═══ Data shown ═══
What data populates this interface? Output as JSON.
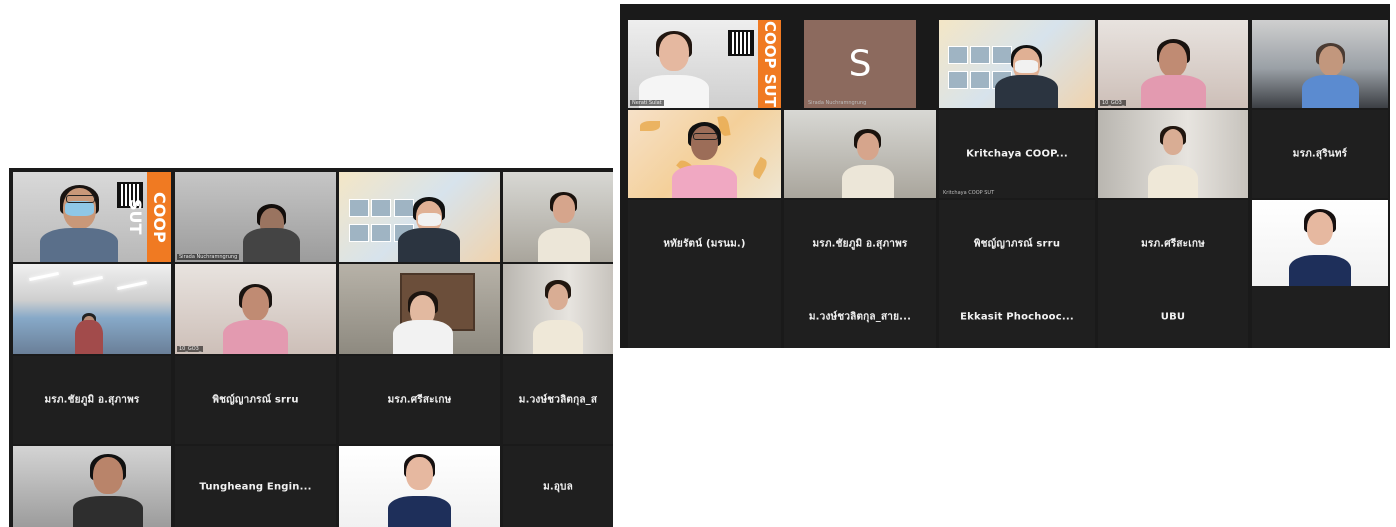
{
  "left_panel": {
    "tiles": [
      {
        "id": "l-r1c1",
        "kind": "video",
        "name": "",
        "badge": "COOP SUT",
        "scene": "person-mask"
      },
      {
        "id": "l-r1c2",
        "kind": "video",
        "name": "Sirada Nuchramngrung",
        "scene": "person-dim"
      },
      {
        "id": "l-r1c3",
        "kind": "video",
        "name": "",
        "scene": "poster-person"
      },
      {
        "id": "l-r1c4",
        "kind": "video",
        "name": "",
        "scene": "person-woman"
      },
      {
        "id": "l-r2c1",
        "kind": "video",
        "name": "",
        "scene": "office"
      },
      {
        "id": "l-r2c2",
        "kind": "video",
        "name": "10_GO3_",
        "scene": "person-woman2"
      },
      {
        "id": "l-r2c3",
        "kind": "video",
        "name": "",
        "scene": "person-woman3"
      },
      {
        "id": "l-r2c4",
        "kind": "video",
        "name": "",
        "scene": "person-woman4"
      },
      {
        "id": "l-r3c1",
        "kind": "name",
        "label": "มรภ.ชัยภูมิ อ.สุภาพร",
        "name": ""
      },
      {
        "id": "l-r3c2",
        "kind": "name",
        "label": "พิชญ์ญาภรณ์ srru",
        "name": ""
      },
      {
        "id": "l-r3c3",
        "kind": "name",
        "label": "มรภ.ศรีสะเกษ",
        "name": ""
      },
      {
        "id": "l-r3c4",
        "kind": "name",
        "label": "ม.วงษ์ชวลิตกุล_ส",
        "name": ""
      },
      {
        "id": "l-r4c1",
        "kind": "video",
        "name": "",
        "scene": "person-man"
      },
      {
        "id": "l-r4c2",
        "kind": "name",
        "label": "Tungheang  Engin...",
        "name": ""
      },
      {
        "id": "l-r4c3",
        "kind": "video",
        "name": "",
        "scene": "person-woman-suit"
      },
      {
        "id": "l-r4c4",
        "kind": "name",
        "label": "ม.อุบล",
        "name": ""
      }
    ]
  },
  "right_panel": {
    "tiles": [
      {
        "id": "r-r1c1",
        "kind": "video",
        "name": "Nerati Sulat",
        "badge": "COOP SUT",
        "scene": "woman-poster"
      },
      {
        "id": "r-r1c2",
        "kind": "avatar",
        "letter": "S",
        "name": "Sirada Nuchramngrung"
      },
      {
        "id": "r-r1c3",
        "kind": "video",
        "name": "",
        "scene": "poster-person"
      },
      {
        "id": "r-r1c4",
        "kind": "video",
        "name": "10_GO3_",
        "scene": "person-woman2"
      },
      {
        "id": "r-r1c5",
        "kind": "video",
        "name": "",
        "scene": "car-man"
      },
      {
        "id": "r-r2c1",
        "kind": "video",
        "name": "",
        "scene": "woman-floral"
      },
      {
        "id": "r-r2c2",
        "kind": "video",
        "name": "",
        "scene": "person-woman"
      },
      {
        "id": "r-r2c3",
        "kind": "name",
        "label": "Kritchaya  COOP...",
        "name": "Kritchaya COOP SUT"
      },
      {
        "id": "r-r2c4",
        "kind": "video",
        "name": "",
        "scene": "person-woman4"
      },
      {
        "id": "r-r2c5",
        "kind": "name",
        "label": "มรภ.สุรินทร์",
        "name": ""
      },
      {
        "id": "r-r3c1",
        "kind": "name",
        "label": "หทัยรัตน์ (มรนม.)",
        "name": ""
      },
      {
        "id": "r-r3c2",
        "kind": "name",
        "label": "มรภ.ชัยภูมิ อ.สุภาพร",
        "name": ""
      },
      {
        "id": "r-r3c3",
        "kind": "name",
        "label": "พิชญ์ญาภรณ์ srru",
        "name": ""
      },
      {
        "id": "r-r3c4",
        "kind": "name",
        "label": "มรภ.ศรีสะเกษ",
        "name": ""
      },
      {
        "id": "r-r3c5",
        "kind": "video",
        "name": "",
        "scene": "person-woman-suit"
      },
      {
        "id": "r-r4c1",
        "kind": "empty",
        "name": ""
      },
      {
        "id": "r-r4c2",
        "kind": "name",
        "label": "ม.วงษ์ชวลิตกุล_สาย...",
        "name": ""
      },
      {
        "id": "r-r4c3",
        "kind": "name",
        "label": "Ekkasit  Phochooc...",
        "name": ""
      },
      {
        "id": "r-r4c4",
        "kind": "name",
        "label": "UBU",
        "name": ""
      },
      {
        "id": "r-r4c5",
        "kind": "empty",
        "name": ""
      }
    ]
  }
}
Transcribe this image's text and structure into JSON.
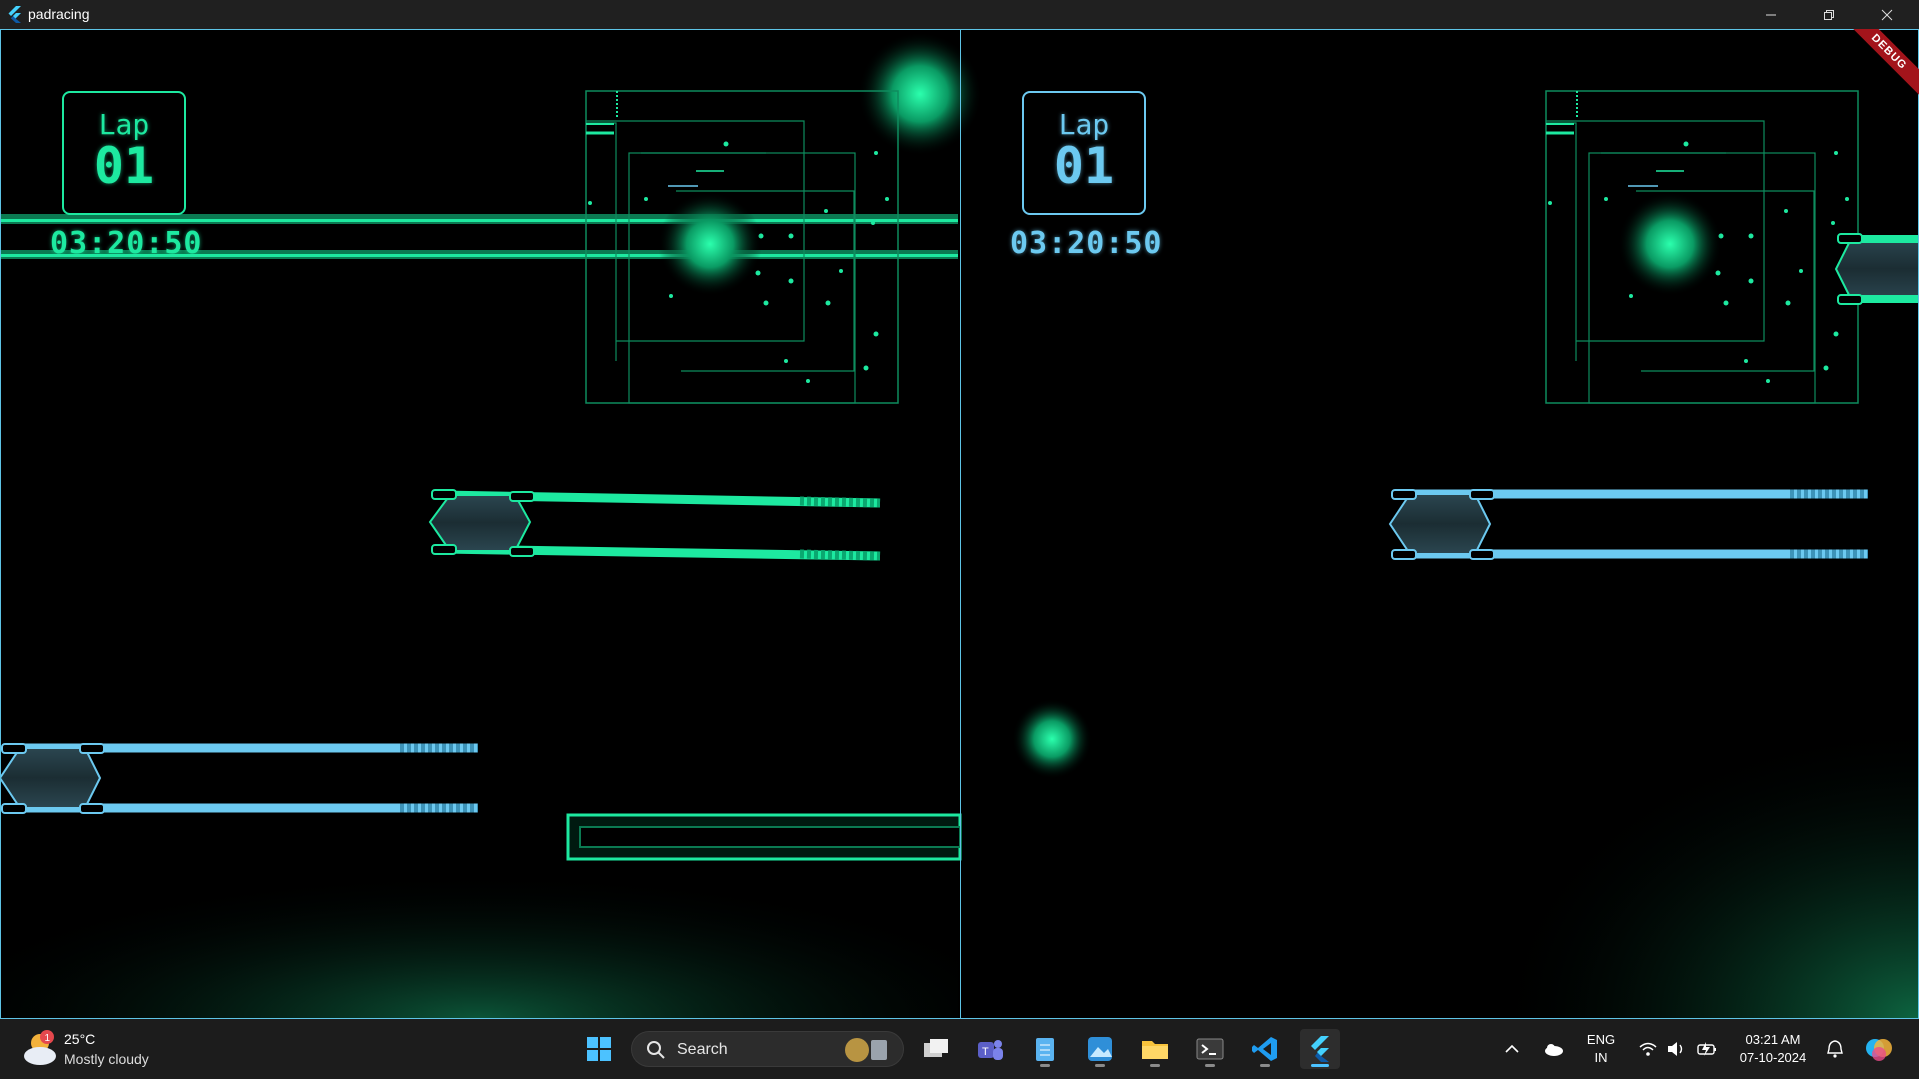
{
  "window": {
    "title": "padracing",
    "controls": [
      "minimize",
      "restore",
      "close"
    ]
  },
  "debug_banner": "DEBUG",
  "players": [
    {
      "lap_label": "Lap",
      "lap_number": "01",
      "timer": "03:20:50",
      "color": "#1de9a0"
    },
    {
      "lap_label": "Lap",
      "lap_number": "01",
      "timer": "03:20:50",
      "color": "#6cc9f0"
    }
  ],
  "colors": {
    "player1": "#1de9a0",
    "player2": "#6cc9f0",
    "panel_border": "#5ec4e6",
    "debug": "#a3141b"
  },
  "taskbar": {
    "weather": {
      "badge": "1",
      "temp": "25°C",
      "condition": "Mostly cloudy"
    },
    "search_label": "Search",
    "apps": [
      "start-icon",
      "task-view-icon",
      "teams-icon",
      "notepad-icon",
      "photos-icon",
      "file-explorer-icon",
      "terminal-icon",
      "vscode-icon",
      "flutter-icon"
    ],
    "tray": {
      "lang_line1": "ENG",
      "lang_line2": "IN",
      "time": "03:21 AM",
      "date": "07-10-2024"
    }
  }
}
═══
Task prompt
Make a verbatim copy of all the entries and strip out the pictures.

Solution
What data populates this interface? Output as JSON.
{
  "left_panel": {
    "tiles": [
      {
        "id": "l-r1c1",
        "kind": "video",
        "name": "",
        "badge": "COOP SUT",
        "scene": "person-mask"
      },
      {
        "id": "l-r1c2",
        "kind": "video",
        "name": "Sirada Nuchramngrung",
        "scene": "person-dim"
      },
      {
        "id": "l-r1c3",
        "kind": "video",
        "name": "",
        "scene": "poster-person"
      },
      {
        "id": "l-r1c4",
        "kind": "video",
        "name": "",
        "scene": "person-woman"
      },
      {
        "id": "l-r2c1",
        "kind": "video",
        "name": "",
        "scene": "office"
      },
      {
        "id": "l-r2c2",
        "kind": "video",
        "name": "10_GO3_",
        "scene": "person-woman2"
      },
      {
        "id": "l-r2c3",
        "kind": "video",
        "name": "",
        "scene": "person-woman3"
      },
      {
        "id": "l-r2c4",
        "kind": "video",
        "name": "",
        "scene": "person-woman4"
      },
      {
        "id": "l-r3c1",
        "kind": "name",
        "label": "มรภ.ชัยภูมิ อ.สุภาพร",
        "name": ""
      },
      {
        "id": "l-r3c2",
        "kind": "name",
        "label": "พิชญ์ญาภรณ์ srru",
        "name": ""
      },
      {
        "id": "l-r3c3",
        "kind": "name",
        "label": "มรภ.ศรีสะเกษ",
        "name": ""
      },
      {
        "id": "l-r3c4",
        "kind": "name",
        "label": "ม.วงษ์ชวลิตกุล_ส",
        "name": ""
      },
      {
        "id": "l-r4c1",
        "kind": "video",
        "name": "",
        "scene": "person-man"
      },
      {
        "id": "l-r4c2",
        "kind": "name",
        "label": "Tungheang  Engin...",
        "name": ""
      },
      {
        "id": "l-r4c3",
        "kind": "video",
        "name": "",
        "scene": "person-woman-suit"
      },
      {
        "id": "l-r4c4",
        "kind": "name",
        "label": "ม.อุบล",
        "name": ""
      }
    ]
  },
  "right_panel": {
    "tiles": [
      {
        "id": "r-r1c1",
        "kind": "video",
        "name": "Nerati Sulat",
        "badge": "COOP SUT",
        "scene": "woman-poster"
      },
      {
        "id": "r-r1c2",
        "kind": "avatar",
        "letter": "S",
        "name": "Sirada Nuchramngrung"
      },
      {
        "id": "r-r1c3",
        "kind": "video",
        "name": "",
        "scene": "poster-person"
      },
      {
        "id": "r-r1c4",
        "kind": "video",
        "name": "10_GO3_",
        "scene": "person-woman2"
      },
      {
        "id": "r-r1c5",
        "kind": "video",
        "name": "",
        "scene": "car-man"
      },
      {
        "id": "r-r2c1",
        "kind": "video",
        "name": "",
        "scene": "woman-floral"
      },
      {
        "id": "r-r2c2",
        "kind": "video",
        "name": "",
        "scene": "person-woman"
      },
      {
        "id": "r-r2c3",
        "kind": "name",
        "label": "Kritchaya  COOP...",
        "name": "Kritchaya COOP SUT"
      },
      {
        "id": "r-r2c4",
        "kind": "video",
        "name": "",
        "scene": "person-woman4"
      },
      {
        "id": "r-r2c5",
        "kind": "name",
        "label": "มรภ.สุรินทร์",
        "name": ""
      },
      {
        "id": "r-r3c1",
        "kind": "name",
        "label": "หทัยรัตน์ (มรนม.)",
        "name": ""
      },
      {
        "id": "r-r3c2",
        "kind": "name",
        "label": "มรภ.ชัยภูมิ อ.สุภาพร",
        "name": ""
      },
      {
        "id": "r-r3c3",
        "kind": "name",
        "label": "พิชญ์ญาภรณ์ srru",
        "name": ""
      },
      {
        "id": "r-r3c4",
        "kind": "name",
        "label": "มรภ.ศรีสะเกษ",
        "name": ""
      },
      {
        "id": "r-r3c5",
        "kind": "video",
        "name": "",
        "scene": "person-woman-suit"
      },
      {
        "id": "r-r4c1",
        "kind": "empty",
        "name": ""
      },
      {
        "id": "r-r4c2",
        "kind": "name",
        "label": "ม.วงษ์ชวลิตกุล_สาย...",
        "name": ""
      },
      {
        "id": "r-r4c3",
        "kind": "name",
        "label": "Ekkasit  Phochooc...",
        "name": ""
      },
      {
        "id": "r-r4c4",
        "kind": "name",
        "label": "UBU",
        "name": ""
      },
      {
        "id": "r-r4c5",
        "kind": "empty",
        "name": ""
      }
    ]
  }
}
Transcribe this image's text and structure into JSON.
{
  "window": {
    "title": "padracing",
    "controls": [
      "minimize",
      "restore",
      "close"
    ]
  },
  "debug_banner": "DEBUG",
  "players": [
    {
      "lap_label": "Lap",
      "lap_number": "01",
      "timer": "03:20:50",
      "color": "#1de9a0"
    },
    {
      "lap_label": "Lap",
      "lap_number": "01",
      "timer": "03:20:50",
      "color": "#6cc9f0"
    }
  ],
  "colors": {
    "player1": "#1de9a0",
    "player2": "#6cc9f0",
    "panel_border": "#5ec4e6",
    "debug": "#a3141b"
  },
  "taskbar": {
    "weather": {
      "badge": "1",
      "temp": "25°C",
      "condition": "Mostly cloudy"
    },
    "search_label": "Search",
    "apps": [
      "start-icon",
      "task-view-icon",
      "teams-icon",
      "notepad-icon",
      "photos-icon",
      "file-explorer-icon",
      "terminal-icon",
      "vscode-icon",
      "flutter-icon"
    ],
    "tray": {
      "lang_line1": "ENG",
      "lang_line2": "IN",
      "time": "03:21 AM",
      "date": "07-10-2024"
    }
  }
}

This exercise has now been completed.